___ Raw data
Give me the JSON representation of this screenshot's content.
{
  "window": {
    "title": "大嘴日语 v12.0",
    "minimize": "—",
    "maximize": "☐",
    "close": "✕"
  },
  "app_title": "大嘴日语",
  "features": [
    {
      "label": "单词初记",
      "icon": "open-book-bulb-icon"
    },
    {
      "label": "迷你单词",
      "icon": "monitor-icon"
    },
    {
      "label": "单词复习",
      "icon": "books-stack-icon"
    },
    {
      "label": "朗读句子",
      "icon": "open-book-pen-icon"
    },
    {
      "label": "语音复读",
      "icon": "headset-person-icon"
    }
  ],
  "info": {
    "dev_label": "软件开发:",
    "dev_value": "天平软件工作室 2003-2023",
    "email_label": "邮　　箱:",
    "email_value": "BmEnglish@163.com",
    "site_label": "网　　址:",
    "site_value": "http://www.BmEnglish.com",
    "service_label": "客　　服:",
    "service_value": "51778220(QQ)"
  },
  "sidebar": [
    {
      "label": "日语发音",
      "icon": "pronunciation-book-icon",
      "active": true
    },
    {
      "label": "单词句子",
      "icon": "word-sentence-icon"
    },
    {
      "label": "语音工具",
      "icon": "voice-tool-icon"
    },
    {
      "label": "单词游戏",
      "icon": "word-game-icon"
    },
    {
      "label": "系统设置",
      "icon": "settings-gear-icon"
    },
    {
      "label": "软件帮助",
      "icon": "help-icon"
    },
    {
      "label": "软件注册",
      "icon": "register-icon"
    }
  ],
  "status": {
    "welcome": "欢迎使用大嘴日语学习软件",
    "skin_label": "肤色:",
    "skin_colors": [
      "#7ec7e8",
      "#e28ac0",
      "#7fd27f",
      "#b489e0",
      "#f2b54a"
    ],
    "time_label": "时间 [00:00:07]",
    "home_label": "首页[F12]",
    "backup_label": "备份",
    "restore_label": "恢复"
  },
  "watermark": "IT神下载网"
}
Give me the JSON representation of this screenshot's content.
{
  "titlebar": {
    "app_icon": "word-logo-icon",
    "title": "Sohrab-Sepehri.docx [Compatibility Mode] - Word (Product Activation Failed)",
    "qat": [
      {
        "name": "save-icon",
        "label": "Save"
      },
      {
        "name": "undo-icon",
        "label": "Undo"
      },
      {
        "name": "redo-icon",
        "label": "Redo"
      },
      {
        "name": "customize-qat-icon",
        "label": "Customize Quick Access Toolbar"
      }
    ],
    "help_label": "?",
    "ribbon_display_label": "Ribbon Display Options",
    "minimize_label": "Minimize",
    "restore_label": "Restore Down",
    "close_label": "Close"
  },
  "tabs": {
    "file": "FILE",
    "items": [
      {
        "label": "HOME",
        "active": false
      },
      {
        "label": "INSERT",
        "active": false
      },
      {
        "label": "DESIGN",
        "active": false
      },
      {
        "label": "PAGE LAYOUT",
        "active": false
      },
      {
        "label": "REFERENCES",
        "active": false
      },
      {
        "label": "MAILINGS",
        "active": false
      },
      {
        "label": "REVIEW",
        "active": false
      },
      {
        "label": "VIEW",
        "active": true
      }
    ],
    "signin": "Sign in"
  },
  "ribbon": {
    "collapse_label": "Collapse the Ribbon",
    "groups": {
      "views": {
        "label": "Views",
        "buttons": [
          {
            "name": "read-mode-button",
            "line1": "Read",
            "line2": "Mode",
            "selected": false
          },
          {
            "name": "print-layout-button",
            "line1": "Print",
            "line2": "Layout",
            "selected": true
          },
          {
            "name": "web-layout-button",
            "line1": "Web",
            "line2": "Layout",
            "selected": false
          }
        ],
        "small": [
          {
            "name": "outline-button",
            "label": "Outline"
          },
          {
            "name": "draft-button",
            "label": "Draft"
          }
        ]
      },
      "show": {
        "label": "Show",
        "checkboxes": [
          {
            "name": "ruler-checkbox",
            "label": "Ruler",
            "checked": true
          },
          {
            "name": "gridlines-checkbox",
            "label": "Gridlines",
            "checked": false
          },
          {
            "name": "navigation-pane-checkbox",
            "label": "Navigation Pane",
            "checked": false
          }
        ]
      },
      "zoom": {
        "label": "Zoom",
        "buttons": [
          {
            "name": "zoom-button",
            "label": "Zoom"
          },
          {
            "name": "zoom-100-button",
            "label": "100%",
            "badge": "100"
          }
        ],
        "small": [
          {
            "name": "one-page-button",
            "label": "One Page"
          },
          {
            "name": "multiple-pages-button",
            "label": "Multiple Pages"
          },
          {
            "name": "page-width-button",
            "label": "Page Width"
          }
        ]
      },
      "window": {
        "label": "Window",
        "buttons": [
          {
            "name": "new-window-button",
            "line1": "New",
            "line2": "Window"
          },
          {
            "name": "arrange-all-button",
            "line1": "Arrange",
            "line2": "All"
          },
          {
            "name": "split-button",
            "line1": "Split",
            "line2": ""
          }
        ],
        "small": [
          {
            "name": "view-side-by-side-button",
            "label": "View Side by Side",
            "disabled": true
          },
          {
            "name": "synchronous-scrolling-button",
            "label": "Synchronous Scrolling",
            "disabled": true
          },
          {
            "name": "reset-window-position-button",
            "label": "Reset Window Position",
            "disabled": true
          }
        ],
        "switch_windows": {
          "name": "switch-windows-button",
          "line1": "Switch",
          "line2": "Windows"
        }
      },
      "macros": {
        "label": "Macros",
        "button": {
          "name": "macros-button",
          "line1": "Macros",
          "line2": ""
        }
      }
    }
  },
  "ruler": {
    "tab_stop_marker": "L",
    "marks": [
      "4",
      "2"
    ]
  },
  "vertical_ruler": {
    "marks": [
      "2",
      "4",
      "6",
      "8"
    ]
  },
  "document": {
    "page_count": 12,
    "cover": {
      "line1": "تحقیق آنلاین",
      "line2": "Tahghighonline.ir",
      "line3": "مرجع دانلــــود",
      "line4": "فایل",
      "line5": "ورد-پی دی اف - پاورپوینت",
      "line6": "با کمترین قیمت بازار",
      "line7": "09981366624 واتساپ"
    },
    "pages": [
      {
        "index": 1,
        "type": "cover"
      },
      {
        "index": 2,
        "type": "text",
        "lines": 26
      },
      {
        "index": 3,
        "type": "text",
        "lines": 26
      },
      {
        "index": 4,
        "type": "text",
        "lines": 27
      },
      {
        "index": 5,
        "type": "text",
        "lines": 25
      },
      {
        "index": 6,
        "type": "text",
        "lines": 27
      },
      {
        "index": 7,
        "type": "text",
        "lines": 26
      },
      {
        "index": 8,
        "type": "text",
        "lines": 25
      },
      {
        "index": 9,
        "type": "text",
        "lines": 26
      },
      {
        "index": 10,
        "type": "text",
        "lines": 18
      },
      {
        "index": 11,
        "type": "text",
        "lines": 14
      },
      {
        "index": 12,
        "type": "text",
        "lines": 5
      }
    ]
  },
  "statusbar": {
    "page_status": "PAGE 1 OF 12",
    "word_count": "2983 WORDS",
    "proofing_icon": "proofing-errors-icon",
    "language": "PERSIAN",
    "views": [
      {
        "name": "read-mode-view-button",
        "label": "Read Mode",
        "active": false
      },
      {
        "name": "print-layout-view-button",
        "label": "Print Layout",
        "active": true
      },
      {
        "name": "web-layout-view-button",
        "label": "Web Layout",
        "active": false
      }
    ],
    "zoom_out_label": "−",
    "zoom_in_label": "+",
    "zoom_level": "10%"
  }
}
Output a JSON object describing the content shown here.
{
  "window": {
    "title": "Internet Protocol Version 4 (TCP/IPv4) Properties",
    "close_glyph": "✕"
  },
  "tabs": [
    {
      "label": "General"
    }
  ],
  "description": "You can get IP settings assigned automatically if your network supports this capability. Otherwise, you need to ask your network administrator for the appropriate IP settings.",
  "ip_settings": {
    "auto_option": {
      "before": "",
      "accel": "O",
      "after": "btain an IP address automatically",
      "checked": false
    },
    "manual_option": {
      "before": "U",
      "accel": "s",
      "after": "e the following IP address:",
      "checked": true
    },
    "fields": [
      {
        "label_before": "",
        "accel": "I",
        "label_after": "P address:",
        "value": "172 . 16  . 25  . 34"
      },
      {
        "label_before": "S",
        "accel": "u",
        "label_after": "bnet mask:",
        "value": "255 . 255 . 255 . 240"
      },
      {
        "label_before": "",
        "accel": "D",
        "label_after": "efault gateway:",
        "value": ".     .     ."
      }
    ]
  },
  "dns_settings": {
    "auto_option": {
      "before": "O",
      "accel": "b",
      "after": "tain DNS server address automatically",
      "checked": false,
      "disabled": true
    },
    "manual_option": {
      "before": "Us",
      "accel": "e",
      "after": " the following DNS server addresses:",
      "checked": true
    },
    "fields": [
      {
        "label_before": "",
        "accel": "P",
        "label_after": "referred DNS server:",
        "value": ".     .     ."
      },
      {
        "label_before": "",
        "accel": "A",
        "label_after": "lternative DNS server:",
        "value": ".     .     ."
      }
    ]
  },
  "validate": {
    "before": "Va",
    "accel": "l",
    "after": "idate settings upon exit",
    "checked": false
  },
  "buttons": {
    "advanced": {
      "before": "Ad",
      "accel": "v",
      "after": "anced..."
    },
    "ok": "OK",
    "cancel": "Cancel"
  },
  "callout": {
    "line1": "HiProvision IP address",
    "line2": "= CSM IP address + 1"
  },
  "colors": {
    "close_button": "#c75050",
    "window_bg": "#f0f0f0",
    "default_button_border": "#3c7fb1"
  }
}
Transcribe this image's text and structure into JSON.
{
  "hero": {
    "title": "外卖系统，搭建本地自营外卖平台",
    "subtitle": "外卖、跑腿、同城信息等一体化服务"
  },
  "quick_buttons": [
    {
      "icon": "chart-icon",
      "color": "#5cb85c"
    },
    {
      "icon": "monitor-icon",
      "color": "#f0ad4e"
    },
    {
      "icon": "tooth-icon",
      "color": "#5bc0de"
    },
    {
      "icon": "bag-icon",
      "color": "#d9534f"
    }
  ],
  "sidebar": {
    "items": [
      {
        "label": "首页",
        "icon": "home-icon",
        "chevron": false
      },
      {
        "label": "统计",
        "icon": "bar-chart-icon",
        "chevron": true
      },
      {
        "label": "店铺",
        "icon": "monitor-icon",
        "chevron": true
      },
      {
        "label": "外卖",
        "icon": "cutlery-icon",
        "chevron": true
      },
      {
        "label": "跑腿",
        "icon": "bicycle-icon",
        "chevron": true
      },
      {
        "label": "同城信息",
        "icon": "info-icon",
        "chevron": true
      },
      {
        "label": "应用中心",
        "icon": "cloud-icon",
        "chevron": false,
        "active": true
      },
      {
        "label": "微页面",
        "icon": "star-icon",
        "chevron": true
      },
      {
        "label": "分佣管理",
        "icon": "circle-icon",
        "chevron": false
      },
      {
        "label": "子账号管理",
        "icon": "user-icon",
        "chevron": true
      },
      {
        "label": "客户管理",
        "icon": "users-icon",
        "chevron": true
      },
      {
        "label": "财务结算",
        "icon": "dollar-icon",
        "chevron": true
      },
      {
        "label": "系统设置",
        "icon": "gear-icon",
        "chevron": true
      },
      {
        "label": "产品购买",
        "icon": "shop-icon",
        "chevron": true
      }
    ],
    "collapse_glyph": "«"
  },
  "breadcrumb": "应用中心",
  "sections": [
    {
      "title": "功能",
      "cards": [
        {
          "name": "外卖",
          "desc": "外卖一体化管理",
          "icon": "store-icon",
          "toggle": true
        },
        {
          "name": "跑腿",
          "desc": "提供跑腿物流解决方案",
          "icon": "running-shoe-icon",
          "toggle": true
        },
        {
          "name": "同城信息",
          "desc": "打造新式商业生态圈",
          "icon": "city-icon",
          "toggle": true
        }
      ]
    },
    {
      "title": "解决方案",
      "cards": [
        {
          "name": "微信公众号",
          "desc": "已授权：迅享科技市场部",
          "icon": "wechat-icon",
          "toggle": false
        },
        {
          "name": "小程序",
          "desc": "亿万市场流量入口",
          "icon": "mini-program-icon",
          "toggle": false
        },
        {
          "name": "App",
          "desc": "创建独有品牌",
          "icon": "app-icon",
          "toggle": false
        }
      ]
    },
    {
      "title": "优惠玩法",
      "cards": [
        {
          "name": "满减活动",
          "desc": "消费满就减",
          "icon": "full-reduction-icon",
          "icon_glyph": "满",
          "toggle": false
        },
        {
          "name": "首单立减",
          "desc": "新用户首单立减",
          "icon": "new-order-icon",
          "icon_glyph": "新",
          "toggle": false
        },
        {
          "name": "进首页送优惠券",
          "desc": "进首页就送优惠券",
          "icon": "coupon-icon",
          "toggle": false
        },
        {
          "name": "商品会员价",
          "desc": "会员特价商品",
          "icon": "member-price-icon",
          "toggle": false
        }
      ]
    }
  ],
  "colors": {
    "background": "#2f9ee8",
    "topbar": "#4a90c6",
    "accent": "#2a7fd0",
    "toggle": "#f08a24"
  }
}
______
▶ Task goal
Search the preceding listing for "monitor" and extract every line where it is found.

▶ Solution for this task
      "icon": "monitor-icon"
      "icon": "monitor-icon",
        "icon": "monitor-icon",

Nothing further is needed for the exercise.